▸ **Work to be completed**: Extract the full set of records, then give each one again exactly.

• • • • •

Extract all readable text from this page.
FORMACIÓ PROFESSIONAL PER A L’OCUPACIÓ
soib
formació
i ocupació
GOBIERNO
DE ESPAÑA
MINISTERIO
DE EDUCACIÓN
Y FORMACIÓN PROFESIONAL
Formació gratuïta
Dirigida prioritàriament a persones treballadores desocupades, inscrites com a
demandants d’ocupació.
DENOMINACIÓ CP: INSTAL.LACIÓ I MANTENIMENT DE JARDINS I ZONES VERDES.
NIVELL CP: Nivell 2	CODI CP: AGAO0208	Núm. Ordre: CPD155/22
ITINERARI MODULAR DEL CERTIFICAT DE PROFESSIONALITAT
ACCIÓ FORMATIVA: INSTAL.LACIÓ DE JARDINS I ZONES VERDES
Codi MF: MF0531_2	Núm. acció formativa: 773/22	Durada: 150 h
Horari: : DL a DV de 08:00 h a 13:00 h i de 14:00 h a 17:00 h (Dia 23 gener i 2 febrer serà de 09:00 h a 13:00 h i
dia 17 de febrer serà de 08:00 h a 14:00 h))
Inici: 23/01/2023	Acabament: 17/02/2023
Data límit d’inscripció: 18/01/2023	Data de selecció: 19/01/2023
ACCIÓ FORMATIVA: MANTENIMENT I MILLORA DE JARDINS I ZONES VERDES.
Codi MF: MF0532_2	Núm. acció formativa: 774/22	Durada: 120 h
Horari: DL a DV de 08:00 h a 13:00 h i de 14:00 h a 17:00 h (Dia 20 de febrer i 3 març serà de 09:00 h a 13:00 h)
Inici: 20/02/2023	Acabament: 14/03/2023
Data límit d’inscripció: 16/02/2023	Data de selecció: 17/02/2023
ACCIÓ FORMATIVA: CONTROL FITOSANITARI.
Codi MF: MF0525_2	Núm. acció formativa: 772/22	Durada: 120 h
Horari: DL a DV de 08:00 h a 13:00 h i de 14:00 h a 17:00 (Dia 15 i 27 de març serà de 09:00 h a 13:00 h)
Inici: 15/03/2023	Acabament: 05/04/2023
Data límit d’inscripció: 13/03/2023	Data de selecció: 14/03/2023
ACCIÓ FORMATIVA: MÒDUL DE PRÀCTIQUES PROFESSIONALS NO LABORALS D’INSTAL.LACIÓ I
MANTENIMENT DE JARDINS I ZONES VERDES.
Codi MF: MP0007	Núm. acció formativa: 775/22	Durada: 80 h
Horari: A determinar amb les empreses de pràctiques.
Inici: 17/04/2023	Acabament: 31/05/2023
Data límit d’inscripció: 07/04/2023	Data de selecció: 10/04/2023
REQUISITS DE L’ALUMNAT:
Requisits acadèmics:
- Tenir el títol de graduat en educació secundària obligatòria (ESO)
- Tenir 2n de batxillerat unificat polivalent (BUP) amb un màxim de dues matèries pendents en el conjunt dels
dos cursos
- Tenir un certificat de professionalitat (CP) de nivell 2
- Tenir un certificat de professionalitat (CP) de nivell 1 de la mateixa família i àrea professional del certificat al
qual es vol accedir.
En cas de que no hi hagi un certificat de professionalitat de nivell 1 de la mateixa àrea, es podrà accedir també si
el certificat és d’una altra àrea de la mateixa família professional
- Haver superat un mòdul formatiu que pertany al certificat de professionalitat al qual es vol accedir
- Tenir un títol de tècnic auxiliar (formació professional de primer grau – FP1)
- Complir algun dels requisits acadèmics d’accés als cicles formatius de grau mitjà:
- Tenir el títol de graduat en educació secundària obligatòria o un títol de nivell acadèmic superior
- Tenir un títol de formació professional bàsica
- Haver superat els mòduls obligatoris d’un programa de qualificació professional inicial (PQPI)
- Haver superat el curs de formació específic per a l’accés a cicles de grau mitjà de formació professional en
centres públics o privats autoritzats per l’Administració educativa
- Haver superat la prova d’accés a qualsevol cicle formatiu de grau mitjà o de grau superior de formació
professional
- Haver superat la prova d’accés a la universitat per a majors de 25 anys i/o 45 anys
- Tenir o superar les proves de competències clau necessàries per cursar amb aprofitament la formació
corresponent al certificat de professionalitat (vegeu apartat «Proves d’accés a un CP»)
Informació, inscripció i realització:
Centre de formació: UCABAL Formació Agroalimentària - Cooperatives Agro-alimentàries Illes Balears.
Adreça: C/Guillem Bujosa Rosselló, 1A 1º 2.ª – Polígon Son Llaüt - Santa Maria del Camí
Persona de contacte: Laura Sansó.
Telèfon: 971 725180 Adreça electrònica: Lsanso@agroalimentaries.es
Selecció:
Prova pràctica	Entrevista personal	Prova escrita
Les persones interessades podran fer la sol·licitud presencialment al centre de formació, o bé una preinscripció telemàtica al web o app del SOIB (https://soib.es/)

• • • • •

▸ **Result of this task**:
Extract all readable text from this page.
FORMACIÓ PROFESSIONAL PER A L’OCUPACIÓ
soib
formació
i ocupació
GOBIERNO
DE ESPAÑA
MINISTERIO
DE EDUCACIÓN
Y FORMACIÓN PROFESIONAL
Formació gratuïta
Dirigida prioritàriament a persones treballadores desocupades, inscrites com a
demandants d’ocupació.
DENOMINACIÓ CP: INSTAL.LACIÓ I MANTENIMENT DE JARDINS I ZONES VERDES.
NIVELL CP: Nivell 2	CODI CP: AGAO0208	Núm. Ordre: CPD155/22
ITINERARI MODULAR DEL CERTIFICAT DE PROFESSIONALITAT
ACCIÓ FORMATIVA: INSTAL.LACIÓ DE JARDINS I ZONES VERDES
Codi MF: MF0531_2	Núm. acció formativa: 773/22	Durada: 150 h
Horari: : DL a DV de 08:00 h a 13:00 h i de 14:00 h a 17:00 h (Dia 23 gener i 2 febrer serà de 09:00 h a 13:00 h i
dia 17 de febrer serà de 08:00 h a 14:00 h))
Inici: 23/01/2023	Acabament: 17/02/2023
Data límit d’inscripció: 18/01/2023	Data de selecció: 19/01/2023
ACCIÓ FORMATIVA: MANTENIMENT I MILLORA DE JARDINS I ZONES VERDES.
Codi MF: MF0532_2	Núm. acció formativa: 774/22	Durada: 120 h
Horari: DL a DV de 08:00 h a 13:00 h i de 14:00 h a 17:00 h (Dia 20 de febrer i 3 març serà de 09:00 h a 13:00 h)
Inici: 20/02/2023	Acabament: 14/03/2023
Data límit d’inscripció: 16/02/2023	Data de selecció: 17/02/2023
ACCIÓ FORMATIVA: CONTROL FITOSANITARI.
Codi MF: MF0525_2	Núm. acció formativa: 772/22	Durada: 120 h
Horari: DL a DV de 08:00 h a 13:00 h i de 14:00 h a 17:00 (Dia 15 i 27 de març serà de 09:00 h a 13:00 h)
Inici: 15/03/2023	Acabament: 05/04/2023
Data límit d’inscripció: 13/03/2023	Data de selecció: 14/03/2023
ACCIÓ FORMATIVA: MÒDUL DE PRÀCTIQUES PROFESSIONALS NO LABORALS D’INSTAL.LACIÓ I
MANTENIMENT DE JARDINS I ZONES VERDES.
Codi MF: MP0007	Núm. acció formativa: 775/22	Durada: 80 h
Horari: A determinar amb les empreses de pràctiques.
Inici: 17/04/2023	Acabament: 31/05/2023
Data límit d’inscripció: 07/04/2023	Data de selecció: 10/04/2023
REQUISITS DE L’ALUMNAT:
Requisits acadèmics:
- Tenir el títol de graduat en educació secundària obligatòria (ESO)
- Tenir 2n de batxillerat unificat polivalent (BUP) amb un màxim de dues matèries pendents en el conjunt dels
dos cursos
- Tenir un certificat de professionalitat (CP) de nivell 2
- Tenir un certificat de professionalitat (CP) de nivell 1 de la mateixa família i àrea professional del certificat al
qual es vol accedir.
En cas de que no hi hagi un certificat de professionalitat de nivell 1 de la mateixa àrea, es podrà accedir també si
el certificat és d’una altra àrea de la mateixa família professional
- Haver superat un mòdul formatiu que pertany al certificat de professionalitat al qual es vol accedir
- Tenir un títol de tècnic auxiliar (formació professional de primer grau – FP1)
- Complir algun dels requisits acadèmics d’accés als cicles formatius de grau mitjà:
- Tenir el títol de graduat en educació secundària obligatòria o un títol de nivell acadèmic superior
- Tenir un títol de formació professional bàsica
- Haver superat els mòduls obligatoris d’un programa de qualificació professional inicial (PQPI)
- Haver superat el curs de formació específic per a l’accés a cicles de grau mitjà de formació professional en
centres públics o privats autoritzats per l’Administració educativa
- Haver superat la prova d’accés a qualsevol cicle formatiu de grau mitjà o de grau superior de formació
professional
- Haver superat la prova d’accés a la universitat per a majors de 25 anys i/o 45 anys
- Tenir o superar les proves de competències clau necessàries per cursar amb aprofitament la formació
corresponent al certificat de professionalitat (vegeu apartat «Proves d’accés a un CP»)
Informació, inscripció i realització:
Centre de formació: UCABAL Formació Agroalimentària - Cooperatives Agro-alimentàries Illes Balears.
Adreça: C/Guillem Bujosa Rosselló, 1A 1º 2.ª – Polígon Son Llaüt - Santa Maria del Camí
Persona de contacte: Laura Sansó.
Telèfon: 971 725180 Adreça electrònica: Lsanso@agroalimentaries.es
Selecció:
Prova pràctica	Entrevista personal	Prova escrita
Les persones interessades podran fer la sol·licitud presencialment al centre de formació, o bé una preinscripció telemàtica al web o app del SOIB (https://soib.es/)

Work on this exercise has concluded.